#### Work to complete
Show the lines below where "activation" occurs.

= Beginning of Section =

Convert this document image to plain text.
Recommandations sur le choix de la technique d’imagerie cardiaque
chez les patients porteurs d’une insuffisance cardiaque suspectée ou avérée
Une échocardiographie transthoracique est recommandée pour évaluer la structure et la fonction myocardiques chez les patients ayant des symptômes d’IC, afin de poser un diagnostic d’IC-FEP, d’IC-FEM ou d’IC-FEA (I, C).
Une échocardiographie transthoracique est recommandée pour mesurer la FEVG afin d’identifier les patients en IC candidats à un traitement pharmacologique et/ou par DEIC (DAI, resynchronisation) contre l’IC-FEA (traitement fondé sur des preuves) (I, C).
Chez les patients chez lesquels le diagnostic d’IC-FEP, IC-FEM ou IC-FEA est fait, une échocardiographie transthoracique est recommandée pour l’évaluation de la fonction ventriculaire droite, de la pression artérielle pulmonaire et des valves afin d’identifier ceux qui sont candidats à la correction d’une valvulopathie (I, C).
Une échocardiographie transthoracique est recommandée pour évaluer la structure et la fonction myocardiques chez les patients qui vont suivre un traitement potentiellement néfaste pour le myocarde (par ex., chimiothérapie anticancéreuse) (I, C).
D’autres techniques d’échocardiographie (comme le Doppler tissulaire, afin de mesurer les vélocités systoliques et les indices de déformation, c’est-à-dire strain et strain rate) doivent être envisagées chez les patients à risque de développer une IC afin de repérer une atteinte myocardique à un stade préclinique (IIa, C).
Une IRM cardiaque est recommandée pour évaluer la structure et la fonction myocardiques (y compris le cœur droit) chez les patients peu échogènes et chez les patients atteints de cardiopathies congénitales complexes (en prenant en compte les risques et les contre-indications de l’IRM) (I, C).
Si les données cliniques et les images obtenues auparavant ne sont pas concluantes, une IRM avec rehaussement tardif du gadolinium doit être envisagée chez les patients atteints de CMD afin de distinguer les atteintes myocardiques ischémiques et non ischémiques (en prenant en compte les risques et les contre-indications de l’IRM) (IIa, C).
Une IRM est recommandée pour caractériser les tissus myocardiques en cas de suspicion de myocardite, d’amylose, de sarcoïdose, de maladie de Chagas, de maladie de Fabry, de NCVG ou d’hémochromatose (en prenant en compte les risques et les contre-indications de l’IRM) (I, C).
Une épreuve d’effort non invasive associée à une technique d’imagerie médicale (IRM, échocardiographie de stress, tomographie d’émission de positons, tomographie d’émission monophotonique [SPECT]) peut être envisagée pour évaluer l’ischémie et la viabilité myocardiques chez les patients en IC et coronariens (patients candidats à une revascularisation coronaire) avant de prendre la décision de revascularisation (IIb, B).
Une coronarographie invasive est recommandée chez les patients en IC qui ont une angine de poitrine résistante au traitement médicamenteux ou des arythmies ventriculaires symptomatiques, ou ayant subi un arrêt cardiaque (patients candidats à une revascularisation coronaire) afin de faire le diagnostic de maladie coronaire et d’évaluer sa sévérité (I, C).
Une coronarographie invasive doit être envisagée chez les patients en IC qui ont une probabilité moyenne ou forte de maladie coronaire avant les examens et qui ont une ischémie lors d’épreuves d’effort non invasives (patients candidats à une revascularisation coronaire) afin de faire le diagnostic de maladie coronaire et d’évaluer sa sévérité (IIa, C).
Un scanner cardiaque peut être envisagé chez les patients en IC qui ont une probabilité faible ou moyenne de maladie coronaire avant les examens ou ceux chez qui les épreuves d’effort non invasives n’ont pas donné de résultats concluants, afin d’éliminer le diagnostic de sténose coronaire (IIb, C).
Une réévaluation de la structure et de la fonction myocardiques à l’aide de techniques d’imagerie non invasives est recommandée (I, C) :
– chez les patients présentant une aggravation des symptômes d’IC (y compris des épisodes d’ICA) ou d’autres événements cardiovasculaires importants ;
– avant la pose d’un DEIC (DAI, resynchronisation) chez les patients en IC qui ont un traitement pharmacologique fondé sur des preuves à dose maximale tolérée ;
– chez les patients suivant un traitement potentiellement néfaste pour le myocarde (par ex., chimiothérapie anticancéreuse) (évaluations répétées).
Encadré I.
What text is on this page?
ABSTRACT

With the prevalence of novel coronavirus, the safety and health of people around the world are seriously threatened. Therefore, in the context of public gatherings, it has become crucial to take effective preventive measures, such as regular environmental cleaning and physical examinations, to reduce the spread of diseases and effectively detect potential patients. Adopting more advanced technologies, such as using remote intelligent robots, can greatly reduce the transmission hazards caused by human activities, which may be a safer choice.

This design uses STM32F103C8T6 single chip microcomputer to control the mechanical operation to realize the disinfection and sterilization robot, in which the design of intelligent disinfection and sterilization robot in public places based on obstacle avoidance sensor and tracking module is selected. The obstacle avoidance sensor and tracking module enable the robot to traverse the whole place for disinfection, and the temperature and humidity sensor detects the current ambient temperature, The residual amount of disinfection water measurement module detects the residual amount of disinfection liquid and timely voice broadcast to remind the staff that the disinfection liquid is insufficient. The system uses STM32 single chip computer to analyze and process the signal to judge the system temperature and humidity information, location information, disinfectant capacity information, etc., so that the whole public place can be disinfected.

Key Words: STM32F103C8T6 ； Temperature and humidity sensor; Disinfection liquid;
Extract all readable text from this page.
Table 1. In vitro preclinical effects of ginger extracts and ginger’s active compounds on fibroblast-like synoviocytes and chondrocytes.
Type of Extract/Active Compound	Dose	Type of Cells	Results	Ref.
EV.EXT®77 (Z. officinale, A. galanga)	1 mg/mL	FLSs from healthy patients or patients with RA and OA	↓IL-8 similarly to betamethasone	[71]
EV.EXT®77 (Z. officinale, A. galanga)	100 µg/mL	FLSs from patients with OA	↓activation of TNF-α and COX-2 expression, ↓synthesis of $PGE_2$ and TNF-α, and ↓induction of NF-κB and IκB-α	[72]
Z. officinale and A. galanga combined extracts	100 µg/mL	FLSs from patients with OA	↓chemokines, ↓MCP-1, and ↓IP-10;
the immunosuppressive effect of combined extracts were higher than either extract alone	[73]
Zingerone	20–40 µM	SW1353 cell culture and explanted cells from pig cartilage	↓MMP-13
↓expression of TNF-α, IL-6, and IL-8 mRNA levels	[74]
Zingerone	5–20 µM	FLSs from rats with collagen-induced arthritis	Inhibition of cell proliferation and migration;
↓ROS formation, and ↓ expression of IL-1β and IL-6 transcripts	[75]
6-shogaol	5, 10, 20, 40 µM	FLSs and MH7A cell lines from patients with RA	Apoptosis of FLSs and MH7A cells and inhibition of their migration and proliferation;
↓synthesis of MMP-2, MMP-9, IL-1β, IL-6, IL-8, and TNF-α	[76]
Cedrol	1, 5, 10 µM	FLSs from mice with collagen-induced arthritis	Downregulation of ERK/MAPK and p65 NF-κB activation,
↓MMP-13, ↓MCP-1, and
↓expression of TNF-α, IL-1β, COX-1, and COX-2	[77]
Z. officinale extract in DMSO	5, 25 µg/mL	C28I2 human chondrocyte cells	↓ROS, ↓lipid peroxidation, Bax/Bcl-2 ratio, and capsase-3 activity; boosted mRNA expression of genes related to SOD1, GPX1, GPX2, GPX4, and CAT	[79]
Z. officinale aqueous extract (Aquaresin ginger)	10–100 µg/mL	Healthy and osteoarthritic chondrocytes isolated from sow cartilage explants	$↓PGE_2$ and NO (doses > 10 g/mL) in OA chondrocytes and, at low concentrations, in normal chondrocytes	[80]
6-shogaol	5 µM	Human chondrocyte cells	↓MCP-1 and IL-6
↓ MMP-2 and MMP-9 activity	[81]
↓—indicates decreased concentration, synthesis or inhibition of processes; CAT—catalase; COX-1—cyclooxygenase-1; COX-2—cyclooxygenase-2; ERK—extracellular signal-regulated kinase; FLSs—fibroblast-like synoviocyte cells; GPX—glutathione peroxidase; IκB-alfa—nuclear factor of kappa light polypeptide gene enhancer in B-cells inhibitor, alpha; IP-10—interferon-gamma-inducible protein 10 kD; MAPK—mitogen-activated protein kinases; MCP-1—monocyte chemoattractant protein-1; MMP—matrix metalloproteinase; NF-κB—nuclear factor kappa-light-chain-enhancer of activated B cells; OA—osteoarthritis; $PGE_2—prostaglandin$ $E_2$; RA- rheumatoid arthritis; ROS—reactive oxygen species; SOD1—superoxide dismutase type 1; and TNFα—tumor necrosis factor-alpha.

= End of Section =

#### Answer area
EV.EXT®77 (Z. officinale, A. galanga)	100 µg/mL	FLSs from patients with OA	↓activation of TNF-α and COX-2 expression, ↓synthesis of $PGE_2$ and TNF-α, and ↓induction of NF-κB and IκB-α	[72]
Cedrol	1, 5, 10 µM	FLSs from mice with collagen-induced arthritis	Downregulation of ERK/MAPK and p65 NF-κB activation,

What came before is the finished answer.